**What you have to do**
Reproduce the passage of the metric expression reference between "add: Element-wise addition" and "argument, must be 1D)", inclusive.

**Selection**
Selects multiple entities using a wildcard pattern, returning 2D data (timesteps × entities). Must be used inside an aggregation operation (min, max, sum, mean, or median).

select:
  object_type: "LI"           # Required: Object type
  object_name: "%"            # Required: "%" for all objects (wildcard)
  object_property: "LLP"      # Required: Property name

object_type (required): The type of SAInt object (e.g., “LI”, “ENO”)
object_name (required): Must be “%” to select all objects of the specified type
object_property (required): The property to query from all selected objects

`op` - Operation Expression

Performs arithmetic operations or aggregations on one or more expressions.

Arithmetic Operations:

add: Element-wise addition of two or more expressions (all must be 1D)
sub: Element-wise subtraction (requires exactly 2 arguments, both 1D)
mul: Element-wise multiplication of two or more expressions (all must be 1D)
div: Element-wise division (requires exactly 2 arguments, both 1D). Division by zero produces NaN or inf values, which are automatically filtered out during preprocessing (see Metric Calculation Process)
abs: Absolute value (requires exactly 1 argument, must be 1D)

Aggregation Operations:

min: Minimum value across arguments (can aggregate 2D data from select across entities)
max: Maximum value across arguments (can aggregate 2D data from select across entities)
sum: Sum across arguments (can aggregate 2D data from select across entities)
mean: Mean value across arguments (can aggregate 2D data from select across entities)
median: Median value across arguments (can aggregate 2D data from select across entities)

op: sub                    # Operation type
args:                      # List of expression arguments
  - ref: {...}             # First argument
  - ref: {...}             # Second argument

`const` - Constant Value

A constant numeric value that is applied to all timesteps.

const: 1.5                 # Constant numeric value

Metric Calculation Process

For each timestep, the plugin evaluates the metric expression tree:

Parse Expression Tree: The plugin parses the YAML expression tree into an internal representation
Recursively Evaluate Expressions: Starting from the root expression, the plugin recursively evaluates:
- ref expressions: Queries the SAInt API for the specified object property, returning a 1D time series
- select expressions: Queries the SAInt API for all matching objects, returning 2D data (timesteps × entities)
- op expressions: Applies the specified operation to the evaluated arguments
  - Arithmetic operations (add, sub, mul, div) combine 1D time series element-wise
    - Note: Division operations (div) that encounter zero denominators produce NaN or inf values instead of failing. These undefined values are automatically filtered out in the preprocessing step.

**Data lines**

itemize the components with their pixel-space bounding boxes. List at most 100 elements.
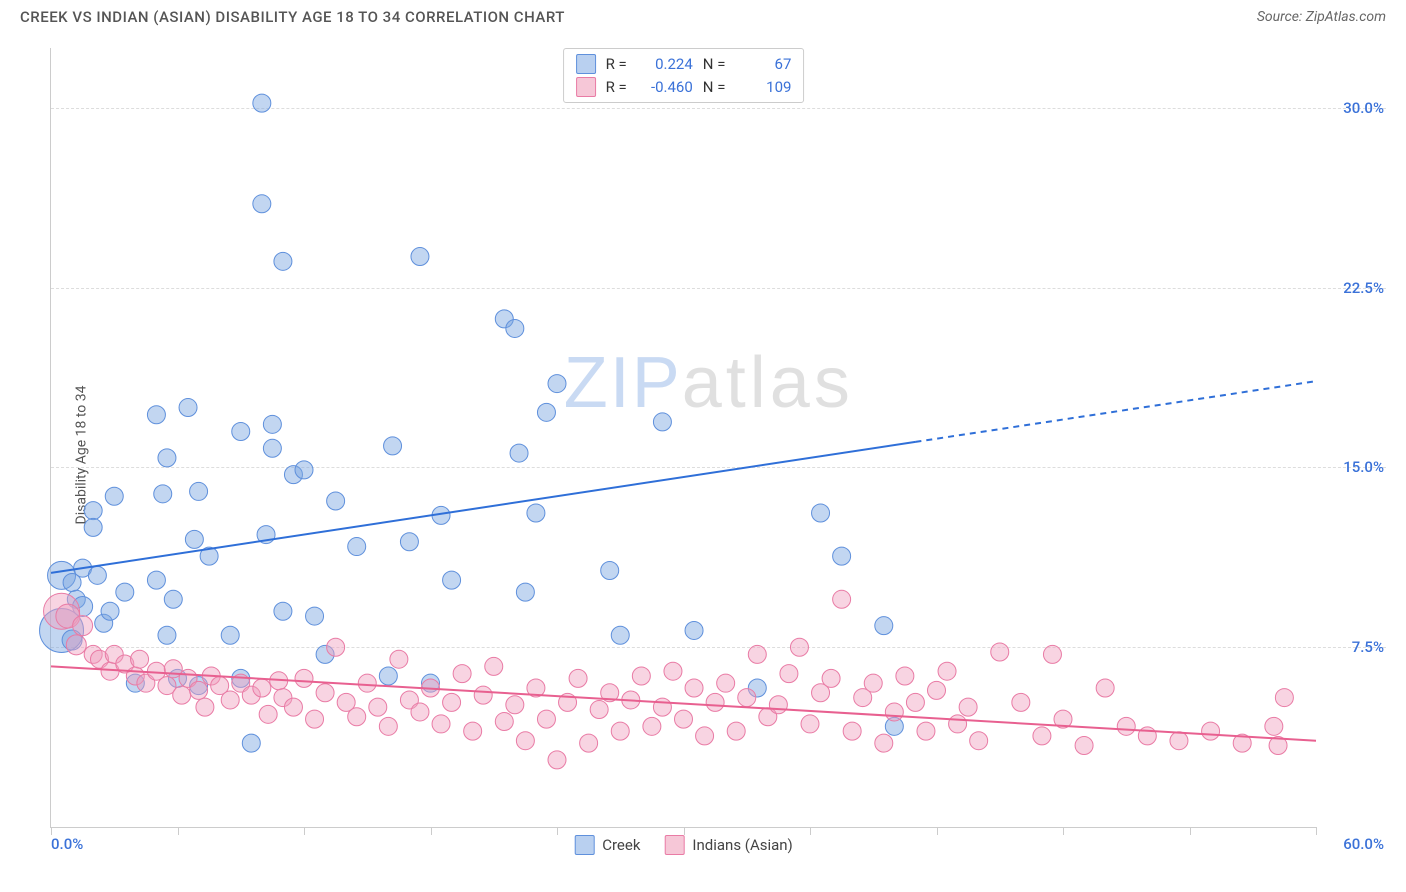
data-point [316,684,334,702]
series-legend: Creek Indians (Asian) [574,835,793,855]
data-point [158,449,176,467]
data-point [221,626,239,644]
stats-legend-row-0: R = 0.224 N = 67 [576,53,792,76]
data-point [327,638,345,656]
x-tick [937,827,938,835]
stats-r-value-0: 0.224 [637,53,693,76]
data-point [664,662,682,680]
chart-header: CREEK VS INDIAN (ASIAN) DISABILITY AGE 1… [0,0,1406,30]
x-tick [1316,827,1317,835]
trendline-dashed [915,381,1316,442]
series-legend-item-0: Creek [574,835,640,855]
plot-svg [51,48,1316,827]
data-point [379,717,397,735]
series-label-0: Creek [602,836,640,854]
data-point [295,461,313,479]
data-point [253,94,271,112]
data-point [154,485,172,503]
data-point [738,689,756,707]
series-swatch-0 [574,835,594,855]
data-point [464,722,482,740]
x-tick [431,827,432,835]
y-tick-label: 22.5% [1324,279,1384,297]
x-end-label: 60.0% [1343,835,1384,853]
data-point [327,492,345,510]
data-point [1096,679,1114,697]
data-point [263,415,281,433]
data-point [896,667,914,685]
data-point [822,669,840,687]
data-point [196,698,214,716]
x-tick [178,827,179,835]
data-point [632,667,650,685]
series-legend-item-1: Indians (Asian) [664,835,792,855]
data-point [147,406,165,424]
data-point [938,662,956,680]
data-point [506,319,524,337]
x-tick [304,827,305,835]
data-point [727,722,745,740]
data-point [833,590,851,608]
x-tick [557,827,558,835]
data-point [190,482,208,500]
data-point [843,722,861,740]
data-point [158,626,176,644]
x-tick [1063,827,1064,835]
stats-r-value-1: -0.460 [637,76,693,99]
data-point [1170,732,1188,750]
data-point [1033,727,1051,745]
data-point [173,686,191,704]
data-point [548,751,566,769]
data-point [580,734,598,752]
data-point [991,643,1009,661]
data-point [185,530,203,548]
data-point [348,708,366,726]
data-point [833,547,851,565]
x-tick [810,827,811,835]
series-label-1: Indians (Asian) [692,836,792,854]
data-point [601,562,619,580]
data-point [748,645,766,663]
trendline-solid [51,442,915,573]
data-point [885,703,903,721]
data-point [864,674,882,692]
data-point [790,638,808,656]
data-point [453,665,471,683]
data-point [590,701,608,719]
data-point [1043,645,1061,663]
data-point [306,607,324,625]
chart-source: Source: ZipAtlas.com [1257,9,1386,25]
data-point [221,691,239,709]
data-point [1275,689,1293,707]
stats-r-label-1: R = [606,76,627,99]
stats-n-value-0: 67 [735,53,791,76]
data-point [812,504,830,522]
data-point [400,533,418,551]
stats-swatch-1 [576,77,596,97]
data-point [131,650,149,668]
data-point [242,734,260,752]
data-point [537,710,555,728]
data-point [537,403,555,421]
chart-title: CREEK VS INDIAN (ASIAN) DISABILITY AGE 1… [20,8,565,26]
stats-n-label-0: N = [703,53,726,76]
data-point [66,635,86,655]
data-point [706,693,724,711]
data-point [259,705,277,723]
data-point [1265,717,1283,735]
data-point [179,399,197,417]
x-tick [1190,827,1191,835]
data-point [253,679,271,697]
data-point [101,602,119,620]
data-point [358,674,376,692]
data-point [801,715,819,733]
data-point [485,657,503,675]
data-point [284,698,302,716]
data-point [443,693,461,711]
data-point [696,727,714,745]
data-point [253,195,271,213]
data-point [411,703,429,721]
y-tick-label: 30.0% [1324,99,1384,117]
data-point [295,669,313,687]
x-tick [51,827,52,835]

**Complete output**
add: Element-wise addition of two or more expressions (all must be 1D)
sub: Element-wise subtraction (requires exactly 2 arguments, both 1D)
mul: Element-wise multiplication of two or more expressions (all must be 1D)
div: Element-wise division (requires exactly 2 arguments, both 1D). Division by zero produces NaN or inf values, which are automatically filtered out during preprocessing (see Metric Calculation Process)
abs: Absolute value (requires exactly 1 argument, must be 1D)